#### [Written instruction]
Every entry below should be repeated exactly; the pictures should not.

#### [Working data]

───

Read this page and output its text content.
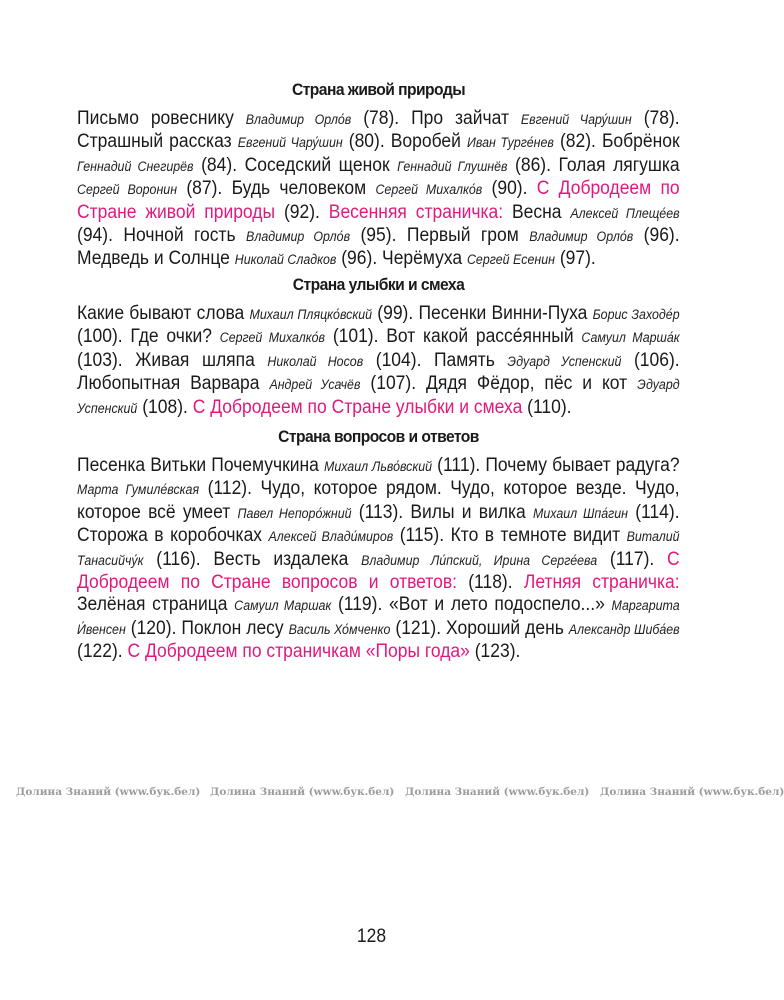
Страна живой природы
Письмо ровеснику Владимир Орло́в (78). Про зайчат Евгений Чару́шин (78). Страшный рассказ Евгений Чару́шин (80). Воробей Иван Турге́нев (82). Бобрёнок Геннадий Снегирёв (84). Соседский щенок Геннадий Глушнёв (86). Голая лягушка Сергей Воронин (87). Будь человеком Сергей Михалко́в (90). С Добродеем по Стране живой природы (92). Весенняя страничка: Весна Алексей Плеще́ев (94). Ночной гость Владимир Орло́в (95). Первый гром Владимир Орло́в (96). Медведь и Солнце Николай Сладков (96). Черёмуха Сергей Есенин (97).
Страна улыбки и смеха
Какие бывают слова Михаил Пляцко́вский (99). Песенки Винни-Пуха Борис Заходе́р (100). Где очки? Сергей Михалко́в (101). Вот какой рассе́янный Самуил Марша́к (103). Живая шляпа Николай Носов (104). Память Эдуард Успенский (106). Любопытная Варвара Андрей Усачёв (107). Дядя Фёдор, пёс и кот Эдуард Успенский (108). С Добродеем по Стране улыбки и смеха (110).
Страна вопросов и ответов
Песенка Витьки Почемучкина Михаил Льво́вский (111). Почему бывает радуга? Марта Гумиле́вская (112). Чудо, которое рядом. Чудо, которое везде. Чудо, которое всё умеет Павел Непоро́жний (113). Вилы и вилка Михаил Шпа́гин (114). Сторожа в коробочках Алексей Влади́миров (115). Кто в темноте видит Виталий Танасийчу́к (116). Весть издалека Владимир Ли́пский, Ирина Серге́ева (117). С Добродеем по Стране вопросов и ответов: (118). Летняя страничка: Зелёная страница Самуил Маршак (119). «Вот и лето подоспело...» Маргарита И́венсен (120). Поклон лесу Василь Хо́мченко (121). Хороший день Александр Шиба́ев (122). С Добродеем по страничкам «Поры года» (123).
Долина Знаний (www.бук.бел) Долина Знаний (www.бук.бел) Долина Знаний (www.бук.бел) Долина Знаний (www.бук.бел)
128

───

#### [Exercise output]
Read this page and output its text content.
Страна живой природы
Письмо ровеснику Владимир Орло́в (78). Про зайчат Евгений Чару́шин (78). Страшный рассказ Евгений Чару́шин (80). Воробей Иван Турге́нев (82). Бобрёнок Геннадий Снегирёв (84). Соседский щенок Геннадий Глушнёв (86). Голая лягушка Сергей Воронин (87). Будь человеком Сергей Михалко́в (90). С Добродеем по Стране живой природы (92). Весенняя страничка: Весна Алексей Плеще́ев (94). Ночной гость Владимир Орло́в (95). Первый гром Владимир Орло́в (96). Медведь и Солнце Николай Сладков (96). Черёмуха Сергей Есенин (97).
Страна улыбки и смеха
Какие бывают слова Михаил Пляцко́вский (99). Песенки Винни-Пуха Борис Заходе́р (100). Где очки? Сергей Михалко́в (101). Вот какой рассе́янный Самуил Марша́к (103). Живая шляпа Николай Носов (104). Память Эдуард Успенский (106). Любопытная Варвара Андрей Усачёв (107). Дядя Фёдор, пёс и кот Эдуард Успенский (108). С Добродеем по Стране улыбки и смеха (110).
Страна вопросов и ответов
Песенка Витьки Почемучкина Михаил Льво́вский (111). Почему бывает радуга? Марта Гумиле́вская (112). Чудо, которое рядом. Чудо, которое везде. Чудо, которое всё умеет Павел Непоро́жний (113). Вилы и вилка Михаил Шпа́гин (114). Сторожа в коробочках Алексей Влади́миров (115). Кто в темноте видит Виталий Танасийчу́к (116). Весть издалека Владимир Ли́пский, Ирина Серге́ева (117). С Добродеем по Стране вопросов и ответов: (118). Летняя страничка: Зелёная страница Самуил Маршак (119). «Вот и лето подоспело...» Маргарита И́венсен (120). Поклон лесу Василь Хо́мченко (121). Хороший день Александр Шиба́ев (122). С Добродеем по страничкам «Поры года» (123).
Долина Знаний (www.бук.бел) Долина Знаний (www.бук.бел) Долина Знаний (www.бук.бел) Долина Знаний (www.бук.бел)
128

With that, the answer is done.